● **FRAGMENTO DE LECTURA**:
#####

El
Ministerio Público decidió no continuar la investigación en contra de
R. G. H. y C. C. G., quienes enfrentaron cargos por violación y abuso
sexual.
El
primero de ellos –un voluntario de Bomberos de 54 años– fue formalizado
en diciembre del 2020 por supuestos tocamientos de carácter sexual en
contra de una mujer de 25 años.
Además, la fiscalía le comunicó que sería investigado por presuntamente
violar a la misma mujer junto al coimputado. Ese hecho habría ocurrido
en septiembre del 2019 y la supuesta víctima quedó embarazada,
acogiéndose a una de las causales para abortar al bebé.
El
tribunal de garantía ordenó la prisión preventiva para el voluntario de
Bomberos. Una semana después el caso dio un vuelco: se pudo demostrar
que la denunciante y el coimputado fueron pareja. De aquella relación
habría surgido el embarazo no deseado que concluyó en la acusación por
violación.

#####

● **REGISTROS LISTADOS**:
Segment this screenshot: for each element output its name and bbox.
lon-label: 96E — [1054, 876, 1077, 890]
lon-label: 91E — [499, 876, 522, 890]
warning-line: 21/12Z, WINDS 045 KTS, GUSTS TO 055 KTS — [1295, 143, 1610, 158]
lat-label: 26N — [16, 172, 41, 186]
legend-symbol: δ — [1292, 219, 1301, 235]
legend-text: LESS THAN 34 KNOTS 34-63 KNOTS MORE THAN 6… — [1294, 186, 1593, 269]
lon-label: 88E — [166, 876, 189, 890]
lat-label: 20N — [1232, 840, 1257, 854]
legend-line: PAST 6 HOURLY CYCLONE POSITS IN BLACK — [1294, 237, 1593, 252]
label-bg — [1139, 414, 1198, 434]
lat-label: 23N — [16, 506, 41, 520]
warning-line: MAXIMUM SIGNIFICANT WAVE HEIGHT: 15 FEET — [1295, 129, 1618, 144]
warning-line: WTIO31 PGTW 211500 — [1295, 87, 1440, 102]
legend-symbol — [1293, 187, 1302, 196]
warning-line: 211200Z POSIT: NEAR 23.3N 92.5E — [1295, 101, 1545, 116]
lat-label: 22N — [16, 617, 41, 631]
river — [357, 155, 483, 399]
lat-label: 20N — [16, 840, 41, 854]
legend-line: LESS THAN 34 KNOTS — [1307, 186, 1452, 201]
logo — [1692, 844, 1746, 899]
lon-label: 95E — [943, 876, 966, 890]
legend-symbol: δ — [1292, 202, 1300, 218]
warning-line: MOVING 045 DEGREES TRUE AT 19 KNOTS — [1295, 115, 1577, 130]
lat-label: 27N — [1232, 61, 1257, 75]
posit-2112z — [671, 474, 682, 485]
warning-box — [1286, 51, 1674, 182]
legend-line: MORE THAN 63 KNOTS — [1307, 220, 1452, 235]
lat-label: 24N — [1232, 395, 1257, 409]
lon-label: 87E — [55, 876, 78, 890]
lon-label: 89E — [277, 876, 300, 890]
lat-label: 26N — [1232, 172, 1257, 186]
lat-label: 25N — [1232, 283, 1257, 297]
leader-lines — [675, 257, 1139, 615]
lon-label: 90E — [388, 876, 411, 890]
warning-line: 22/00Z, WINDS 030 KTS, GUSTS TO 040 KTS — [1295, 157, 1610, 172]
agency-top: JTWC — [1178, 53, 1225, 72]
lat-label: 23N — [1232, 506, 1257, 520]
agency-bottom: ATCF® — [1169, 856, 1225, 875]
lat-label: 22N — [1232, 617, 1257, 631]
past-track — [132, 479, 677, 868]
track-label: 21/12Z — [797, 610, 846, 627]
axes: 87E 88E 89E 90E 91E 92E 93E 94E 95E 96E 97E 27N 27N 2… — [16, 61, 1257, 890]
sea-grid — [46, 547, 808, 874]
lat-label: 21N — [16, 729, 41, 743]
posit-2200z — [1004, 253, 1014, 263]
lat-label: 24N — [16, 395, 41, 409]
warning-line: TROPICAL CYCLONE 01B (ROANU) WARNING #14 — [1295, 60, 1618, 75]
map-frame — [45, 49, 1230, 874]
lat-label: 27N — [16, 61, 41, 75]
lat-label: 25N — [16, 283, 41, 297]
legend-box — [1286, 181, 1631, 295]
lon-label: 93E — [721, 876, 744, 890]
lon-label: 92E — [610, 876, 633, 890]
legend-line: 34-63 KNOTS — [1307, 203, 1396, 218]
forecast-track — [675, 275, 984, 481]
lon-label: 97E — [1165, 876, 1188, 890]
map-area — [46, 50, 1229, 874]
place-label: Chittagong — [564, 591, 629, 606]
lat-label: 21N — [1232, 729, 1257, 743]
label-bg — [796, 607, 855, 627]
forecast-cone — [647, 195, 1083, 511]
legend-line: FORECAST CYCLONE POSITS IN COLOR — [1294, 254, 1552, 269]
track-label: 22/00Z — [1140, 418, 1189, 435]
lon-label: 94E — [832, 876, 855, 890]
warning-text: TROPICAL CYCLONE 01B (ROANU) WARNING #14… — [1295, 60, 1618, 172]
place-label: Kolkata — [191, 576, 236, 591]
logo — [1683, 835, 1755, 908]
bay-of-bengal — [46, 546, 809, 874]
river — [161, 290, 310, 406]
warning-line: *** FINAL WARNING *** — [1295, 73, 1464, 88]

#####

● **INSTRUCCIONES DE TRABAJO**: En el fragmento de lectura, ¿qué medida ordenó el tribunal de garantía para el voluntario de Bomberos? Los registros son material independiente del fragmento.

● **SOLUCIÓN**: La prisión preventiva.